- _Task directions_
Look through the material below. Copy each line that contains the string "муниципальный".

- _Given data_
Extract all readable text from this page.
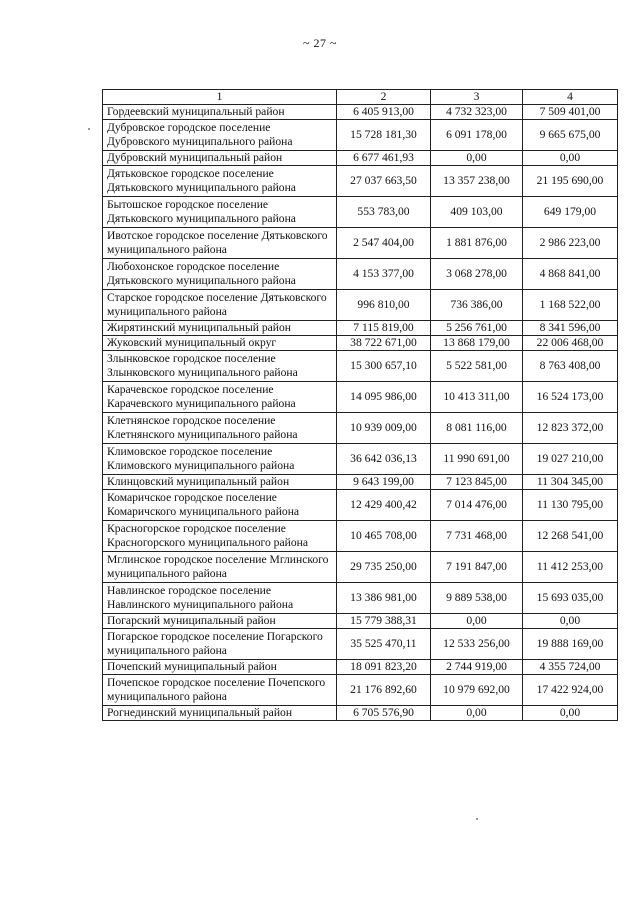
~ 27 ~
1	2	3	4
Гордеевский муниципальный район	6 405 913,00	4 732 323,00	7 509 401,00
Дубровское городское поселение Дубровского муниципального района	15 728 181,30	6 091 178,00	9 665 675,00
Дубровский муниципальный район	6 677 461,93	0,00	0,00
Дятьковское городское поселение Дятьковского муниципального района	27 037 663,50	13 357 238,00	21 195 690,00
Бытошское городское поселение Дятьковского муниципального района	553 783,00	409 103,00	649 179,00
Ивотское городское поселение Дятьковского муниципального района	2 547 404,00	1 881 876,00	2 986 223,00
Любохонское городское поселение Дятьковского муниципального района	4 153 377,00	3 068 278,00	4 868 841,00
Старское городское поселение Дятьковского муниципального района	996 810,00	736 386,00	1 168 522,00
Жирятинский муниципальный район	7 115 819,00	5 256 761,00	8 341 596,00
Жуковский муниципальный округ	38 722 671,00	13 868 179,00	22 006 468,00
Злынковское городское поселение Злынковского муниципального района	15 300 657,10	5 522 581,00	8 763 408,00
Карачевское городское поселение Карачевского муниципального района	14 095 986,00	10 413 311,00	16 524 173,00
Клетнянское городское поселение Клетнянского муниципального района	10 939 009,00	8 081 116,00	12 823 372,00
Климовское городское поселение Климовского муниципального района	36 642 036,13	11 990 691,00	19 027 210,00
Клинцовский муниципальный район	9 643 199,00	7 123 845,00	11 304 345,00
Комаричское городское поселение Комаричского муниципального района	12 429 400,42	7 014 476,00	11 130 795,00
Красногорское городское поселение Красногорского муниципального района	10 465 708,00	7 731 468,00	12 268 541,00
Мглинское городское поселение Мглинского муниципального района	29 735 250,00	7 191 847,00	11 412 253,00
Навлинское городское поселение Навлинского муниципального района	13 386 981,00	9 889 538,00	15 693 035,00
Погарский муниципальный район	15 779 388,31	0,00	0,00
Погарское городское поселение Погарского муниципального района	35 525 470,11	12 533 256,00	19 888 169,00
Почепский муниципальный район	18 091 823,20	2 744 919,00	4 355 724,00
Почепское городское поселение Почепского муниципального района	21 176 892,60	10 979 692,00	17 422 924,00
Рогнединский муниципальный район	6 705 576,90	0,00	0,00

- _Written solution_
Гордеевский муниципальный район	6 405 913,00	4 732 323,00	7 509 401,00
Дубровский муниципальный район	6 677 461,93	0,00	0,00
Жирятинский муниципальный район	7 115 819,00	5 256 761,00	8 341 596,00
Жуковский муниципальный округ	38 722 671,00	13 868 179,00	22 006 468,00
Клинцовский муниципальный район	9 643 199,00	7 123 845,00	11 304 345,00
Погарский муниципальный район	15 779 388,31	0,00	0,00
Почепский муниципальный район	18 091 823,20	2 744 919,00	4 355 724,00
Рогнединский муниципальный район	6 705 576,90	0,00	0,00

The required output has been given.